#### Written problem:
Omit the pictures from the entries below and retype everything else exactly.

#### Supplied data:
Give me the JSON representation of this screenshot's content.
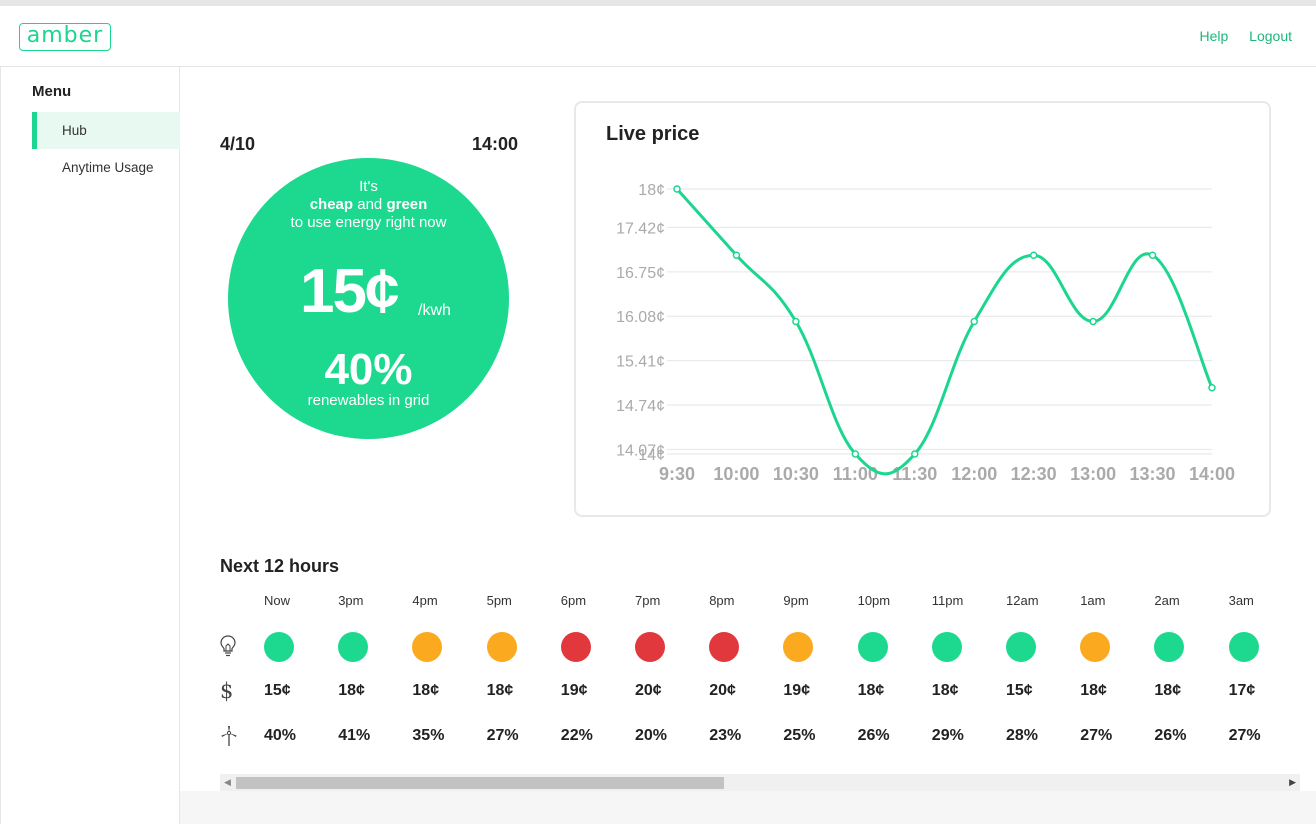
{
  "header": {
    "logo": "amber",
    "links": [
      "Help",
      "Logout"
    ]
  },
  "sidebar": {
    "title": "Menu",
    "items": [
      {
        "label": "Hub",
        "active": true
      },
      {
        "label": "Anytime Usage",
        "active": false
      }
    ]
  },
  "current": {
    "date": "4/10",
    "time": "14:00",
    "line1": "It's",
    "bold1": "cheap",
    "and": " and ",
    "bold2": "green",
    "line3": "to use energy right now",
    "price": "15¢",
    "unit": "/kwh",
    "renewables": "40%",
    "renewables_label": "renewables in grid",
    "color": "#1cd98f"
  },
  "live_price": {
    "title": "Live price"
  },
  "chart_data": {
    "type": "line",
    "title": "Live price",
    "categories": [
      "9:30",
      "10:00",
      "10:30",
      "11:00",
      "11:30",
      "12:00",
      "12:30",
      "13:00",
      "13:30",
      "14:00"
    ],
    "series": [
      {
        "values": [
          18,
          17.0,
          16.0,
          14,
          14,
          16.0,
          17.0,
          16.0,
          17.0,
          15.0
        ]
      }
    ],
    "yticks": [
      "18¢",
      "17.42¢",
      "16.75¢",
      "16.08¢",
      "15.41¢",
      "14.74¢",
      "14.07¢",
      "14¢"
    ],
    "ytick_values": [
      18,
      17.42,
      16.75,
      16.08,
      15.41,
      14.74,
      14.07,
      14
    ],
    "ylim": [
      14,
      18
    ],
    "grid": true,
    "color": "#1cd68f"
  },
  "forecast": {
    "title": "Next 12 hours",
    "hours": [
      {
        "label": "Now",
        "status": "green",
        "price": "15¢",
        "renewables": "40%"
      },
      {
        "label": "3pm",
        "status": "green",
        "price": "18¢",
        "renewables": "41%"
      },
      {
        "label": "4pm",
        "status": "orange",
        "price": "18¢",
        "renewables": "35%"
      },
      {
        "label": "5pm",
        "status": "orange",
        "price": "18¢",
        "renewables": "27%"
      },
      {
        "label": "6pm",
        "status": "red",
        "price": "19¢",
        "renewables": "22%"
      },
      {
        "label": "7pm",
        "status": "red",
        "price": "20¢",
        "renewables": "20%"
      },
      {
        "label": "8pm",
        "status": "red",
        "price": "20¢",
        "renewables": "23%"
      },
      {
        "label": "9pm",
        "status": "orange",
        "price": "19¢",
        "renewables": "25%"
      },
      {
        "label": "10pm",
        "status": "green",
        "price": "18¢",
        "renewables": "26%"
      },
      {
        "label": "11pm",
        "status": "green",
        "price": "18¢",
        "renewables": "29%"
      },
      {
        "label": "12am",
        "status": "green",
        "price": "15¢",
        "renewables": "28%"
      },
      {
        "label": "1am",
        "status": "orange",
        "price": "18¢",
        "renewables": "27%"
      },
      {
        "label": "2am",
        "status": "green",
        "price": "18¢",
        "renewables": "26%"
      },
      {
        "label": "3am",
        "status": "green",
        "price": "17¢",
        "renewables": "27%"
      }
    ],
    "status_colors": {
      "green": "#1cd98f",
      "orange": "#fba91e",
      "red": "#e0383c"
    },
    "row_icons": [
      "lightbulb-icon",
      "dollar-icon",
      "wind-turbine-icon"
    ],
    "dollar_symbol": "$"
  }
}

#### Exercise response:
Give me the JSON representation of this screenshot's content.
{
  "header": {
    "logo": "amber",
    "links": [
      "Help",
      "Logout"
    ]
  },
  "sidebar": {
    "title": "Menu",
    "items": [
      {
        "label": "Hub",
        "active": true
      },
      {
        "label": "Anytime Usage",
        "active": false
      }
    ]
  },
  "current": {
    "date": "4/10",
    "time": "14:00",
    "line1": "It's",
    "bold1": "cheap",
    "and": " and ",
    "bold2": "green",
    "line3": "to use energy right now",
    "price": "15¢",
    "unit": "/kwh",
    "renewables": "40%",
    "renewables_label": "renewables in grid",
    "color": "#1cd98f"
  },
  "live_price": {
    "title": "Live price"
  },
  "chart_data": {
    "type": "line",
    "title": "Live price",
    "categories": [
      "9:30",
      "10:00",
      "10:30",
      "11:00",
      "11:30",
      "12:00",
      "12:30",
      "13:00",
      "13:30",
      "14:00"
    ],
    "series": [
      {
        "values": [
          18,
          17.0,
          16.0,
          14,
          14,
          16.0,
          17.0,
          16.0,
          17.0,
          15.0
        ]
      }
    ],
    "yticks": [
      "18¢",
      "17.42¢",
      "16.75¢",
      "16.08¢",
      "15.41¢",
      "14.74¢",
      "14.07¢",
      "14¢"
    ],
    "ytick_values": [
      18,
      17.42,
      16.75,
      16.08,
      15.41,
      14.74,
      14.07,
      14
    ],
    "ylim": [
      14,
      18
    ],
    "grid": true,
    "color": "#1cd68f"
  },
  "forecast": {
    "title": "Next 12 hours",
    "hours": [
      {
        "label": "Now",
        "status": "green",
        "price": "15¢",
        "renewables": "40%"
      },
      {
        "label": "3pm",
        "status": "green",
        "price": "18¢",
        "renewables": "41%"
      },
      {
        "label": "4pm",
        "status": "orange",
        "price": "18¢",
        "renewables": "35%"
      },
      {
        "label": "5pm",
        "status": "orange",
        "price": "18¢",
        "renewables": "27%"
      },
      {
        "label": "6pm",
        "status": "red",
        "price": "19¢",
        "renewables": "22%"
      },
      {
        "label": "7pm",
        "status": "red",
        "price": "20¢",
        "renewables": "20%"
      },
      {
        "label": "8pm",
        "status": "red",
        "price": "20¢",
        "renewables": "23%"
      },
      {
        "label": "9pm",
        "status": "orange",
        "price": "19¢",
        "renewables": "25%"
      },
      {
        "label": "10pm",
        "status": "green",
        "price": "18¢",
        "renewables": "26%"
      },
      {
        "label": "11pm",
        "status": "green",
        "price": "18¢",
        "renewables": "29%"
      },
      {
        "label": "12am",
        "status": "green",
        "price": "15¢",
        "renewables": "28%"
      },
      {
        "label": "1am",
        "status": "orange",
        "price": "18¢",
        "renewables": "27%"
      },
      {
        "label": "2am",
        "status": "green",
        "price": "18¢",
        "renewables": "26%"
      },
      {
        "label": "3am",
        "status": "green",
        "price": "17¢",
        "renewables": "27%"
      }
    ],
    "status_colors": {
      "green": "#1cd98f",
      "orange": "#fba91e",
      "red": "#e0383c"
    },
    "row_icons": [
      "lightbulb-icon",
      "dollar-icon",
      "wind-turbine-icon"
    ],
    "dollar_symbol": "$"
  }
}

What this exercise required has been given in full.